### The problem
Format everything from the start of the listing down to and including the line containing "port-dropdown[interactable]: 2: [199, 190, 240, 212]" as a JSON list of strings, one string per line, with blank lines left out.

------------------------------------------------------------

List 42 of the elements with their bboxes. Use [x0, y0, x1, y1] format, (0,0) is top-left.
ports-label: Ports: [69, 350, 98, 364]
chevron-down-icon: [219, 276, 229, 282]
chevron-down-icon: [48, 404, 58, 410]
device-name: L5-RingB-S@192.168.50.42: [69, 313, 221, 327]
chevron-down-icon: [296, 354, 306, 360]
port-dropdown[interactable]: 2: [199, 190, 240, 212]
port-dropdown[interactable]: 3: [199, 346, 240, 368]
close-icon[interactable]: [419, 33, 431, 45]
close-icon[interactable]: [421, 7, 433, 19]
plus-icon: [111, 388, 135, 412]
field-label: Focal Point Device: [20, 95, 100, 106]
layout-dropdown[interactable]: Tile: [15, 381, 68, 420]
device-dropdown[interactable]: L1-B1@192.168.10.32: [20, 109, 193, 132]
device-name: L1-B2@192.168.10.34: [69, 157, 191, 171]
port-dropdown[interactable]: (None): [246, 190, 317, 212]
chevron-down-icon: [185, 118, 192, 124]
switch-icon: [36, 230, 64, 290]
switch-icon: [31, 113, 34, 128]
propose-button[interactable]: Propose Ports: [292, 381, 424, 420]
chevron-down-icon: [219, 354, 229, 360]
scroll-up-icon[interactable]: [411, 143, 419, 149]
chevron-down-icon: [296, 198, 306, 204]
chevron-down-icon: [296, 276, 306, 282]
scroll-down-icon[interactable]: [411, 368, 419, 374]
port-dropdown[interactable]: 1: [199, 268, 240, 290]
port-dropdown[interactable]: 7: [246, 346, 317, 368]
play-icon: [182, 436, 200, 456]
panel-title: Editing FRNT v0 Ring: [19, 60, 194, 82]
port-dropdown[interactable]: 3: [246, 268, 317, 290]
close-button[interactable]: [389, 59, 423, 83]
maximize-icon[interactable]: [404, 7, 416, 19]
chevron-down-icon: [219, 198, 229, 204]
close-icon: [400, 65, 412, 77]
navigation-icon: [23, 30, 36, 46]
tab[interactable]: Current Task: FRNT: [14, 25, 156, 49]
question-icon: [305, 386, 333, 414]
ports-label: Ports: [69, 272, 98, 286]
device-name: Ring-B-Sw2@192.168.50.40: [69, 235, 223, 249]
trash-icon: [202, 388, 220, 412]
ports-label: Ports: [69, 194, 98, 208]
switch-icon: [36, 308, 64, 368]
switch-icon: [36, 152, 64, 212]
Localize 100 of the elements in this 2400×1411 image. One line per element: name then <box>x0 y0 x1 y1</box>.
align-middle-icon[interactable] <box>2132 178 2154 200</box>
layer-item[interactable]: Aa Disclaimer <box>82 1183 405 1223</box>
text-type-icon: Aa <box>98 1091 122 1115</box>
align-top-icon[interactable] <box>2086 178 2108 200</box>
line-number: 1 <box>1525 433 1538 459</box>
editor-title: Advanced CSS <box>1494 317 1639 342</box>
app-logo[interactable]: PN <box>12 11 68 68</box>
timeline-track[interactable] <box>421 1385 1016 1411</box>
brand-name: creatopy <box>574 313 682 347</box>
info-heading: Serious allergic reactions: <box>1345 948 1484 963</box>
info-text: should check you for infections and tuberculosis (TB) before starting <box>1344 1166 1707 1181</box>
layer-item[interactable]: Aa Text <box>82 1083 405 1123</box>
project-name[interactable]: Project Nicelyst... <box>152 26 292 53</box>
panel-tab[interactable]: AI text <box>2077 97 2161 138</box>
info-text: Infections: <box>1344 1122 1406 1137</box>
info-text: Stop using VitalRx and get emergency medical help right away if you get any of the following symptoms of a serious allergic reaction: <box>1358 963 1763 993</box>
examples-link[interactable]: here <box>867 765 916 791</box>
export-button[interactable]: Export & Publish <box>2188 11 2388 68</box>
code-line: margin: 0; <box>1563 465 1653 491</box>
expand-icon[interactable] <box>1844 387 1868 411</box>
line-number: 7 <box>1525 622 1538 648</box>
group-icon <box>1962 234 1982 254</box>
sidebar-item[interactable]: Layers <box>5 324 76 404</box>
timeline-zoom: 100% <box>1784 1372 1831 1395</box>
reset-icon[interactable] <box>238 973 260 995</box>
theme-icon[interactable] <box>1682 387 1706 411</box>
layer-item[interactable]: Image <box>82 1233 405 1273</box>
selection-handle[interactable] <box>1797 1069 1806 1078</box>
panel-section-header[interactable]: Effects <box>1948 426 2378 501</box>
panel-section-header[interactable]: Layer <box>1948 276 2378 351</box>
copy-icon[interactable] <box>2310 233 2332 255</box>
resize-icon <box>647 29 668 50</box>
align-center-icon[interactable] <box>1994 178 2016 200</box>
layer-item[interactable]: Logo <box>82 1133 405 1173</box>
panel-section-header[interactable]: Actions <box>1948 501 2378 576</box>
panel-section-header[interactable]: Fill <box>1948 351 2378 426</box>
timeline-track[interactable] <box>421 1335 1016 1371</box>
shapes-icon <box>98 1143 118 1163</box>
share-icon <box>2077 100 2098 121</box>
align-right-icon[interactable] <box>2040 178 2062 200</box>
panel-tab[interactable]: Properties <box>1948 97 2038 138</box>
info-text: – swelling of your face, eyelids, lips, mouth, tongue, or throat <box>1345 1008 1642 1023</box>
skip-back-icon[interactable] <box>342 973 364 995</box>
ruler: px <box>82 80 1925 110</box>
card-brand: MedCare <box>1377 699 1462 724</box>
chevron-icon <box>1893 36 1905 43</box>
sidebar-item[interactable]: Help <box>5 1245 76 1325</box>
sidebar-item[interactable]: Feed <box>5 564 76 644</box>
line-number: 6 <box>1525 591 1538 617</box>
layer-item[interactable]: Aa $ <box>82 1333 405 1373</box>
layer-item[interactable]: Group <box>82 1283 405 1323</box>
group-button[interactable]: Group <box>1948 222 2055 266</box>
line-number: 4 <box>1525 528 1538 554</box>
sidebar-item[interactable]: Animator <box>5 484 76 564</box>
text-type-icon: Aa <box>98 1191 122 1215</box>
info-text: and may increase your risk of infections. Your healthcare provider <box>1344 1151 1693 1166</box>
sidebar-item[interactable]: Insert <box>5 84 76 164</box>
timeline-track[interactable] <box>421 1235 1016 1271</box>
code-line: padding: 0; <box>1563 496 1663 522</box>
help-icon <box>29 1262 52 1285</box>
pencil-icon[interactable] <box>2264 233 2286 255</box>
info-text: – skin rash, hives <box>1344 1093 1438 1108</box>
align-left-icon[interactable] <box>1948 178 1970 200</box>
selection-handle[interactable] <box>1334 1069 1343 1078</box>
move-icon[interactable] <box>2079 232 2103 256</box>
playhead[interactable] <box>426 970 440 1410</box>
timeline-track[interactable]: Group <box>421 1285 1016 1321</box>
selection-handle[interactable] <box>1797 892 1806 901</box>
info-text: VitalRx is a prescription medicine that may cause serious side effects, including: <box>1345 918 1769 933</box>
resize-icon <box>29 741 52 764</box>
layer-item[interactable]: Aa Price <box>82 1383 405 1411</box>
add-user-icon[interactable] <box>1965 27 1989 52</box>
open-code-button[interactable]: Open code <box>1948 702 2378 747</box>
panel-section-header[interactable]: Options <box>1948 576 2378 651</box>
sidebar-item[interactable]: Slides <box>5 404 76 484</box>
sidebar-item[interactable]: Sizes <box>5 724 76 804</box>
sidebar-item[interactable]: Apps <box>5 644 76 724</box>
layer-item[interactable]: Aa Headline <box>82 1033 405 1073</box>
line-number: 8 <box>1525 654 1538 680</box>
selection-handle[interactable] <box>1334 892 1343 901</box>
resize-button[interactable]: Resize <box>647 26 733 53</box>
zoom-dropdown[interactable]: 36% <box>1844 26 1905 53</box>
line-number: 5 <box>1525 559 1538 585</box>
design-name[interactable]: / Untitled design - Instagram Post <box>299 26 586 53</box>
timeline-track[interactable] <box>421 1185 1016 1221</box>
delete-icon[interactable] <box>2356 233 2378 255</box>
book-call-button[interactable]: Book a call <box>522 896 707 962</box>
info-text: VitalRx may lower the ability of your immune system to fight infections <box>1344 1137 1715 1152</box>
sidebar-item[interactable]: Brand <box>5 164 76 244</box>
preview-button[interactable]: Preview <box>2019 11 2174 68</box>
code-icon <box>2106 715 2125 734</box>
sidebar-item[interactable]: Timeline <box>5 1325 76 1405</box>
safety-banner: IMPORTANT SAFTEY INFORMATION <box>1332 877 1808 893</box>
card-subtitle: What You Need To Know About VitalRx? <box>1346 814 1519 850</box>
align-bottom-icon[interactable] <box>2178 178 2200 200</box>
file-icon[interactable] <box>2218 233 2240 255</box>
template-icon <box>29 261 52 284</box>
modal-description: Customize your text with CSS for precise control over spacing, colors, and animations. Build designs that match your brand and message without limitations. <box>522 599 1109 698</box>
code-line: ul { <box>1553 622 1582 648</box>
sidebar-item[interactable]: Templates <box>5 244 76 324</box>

------------------------------------------------------------

### Answer to the exercise
[
  "List 42 of the elements with their bboxes. Use [x0, y0, x1, y1] format, (0,0) is top-left.",
  "ports-label: Ports: [69, 350, 98, 364]",
  "chevron-down-icon: [219, 276, 229, 282]",
  "chevron-down-icon: [48, 404, 58, 410]",
  "device-name: L5-RingB-S@192.168.50.42: [69, 313, 221, 327]",
  "chevron-down-icon: [296, 354, 306, 360]",
  "port-dropdown[interactable]: 2: [199, 190, 240, 212]"
]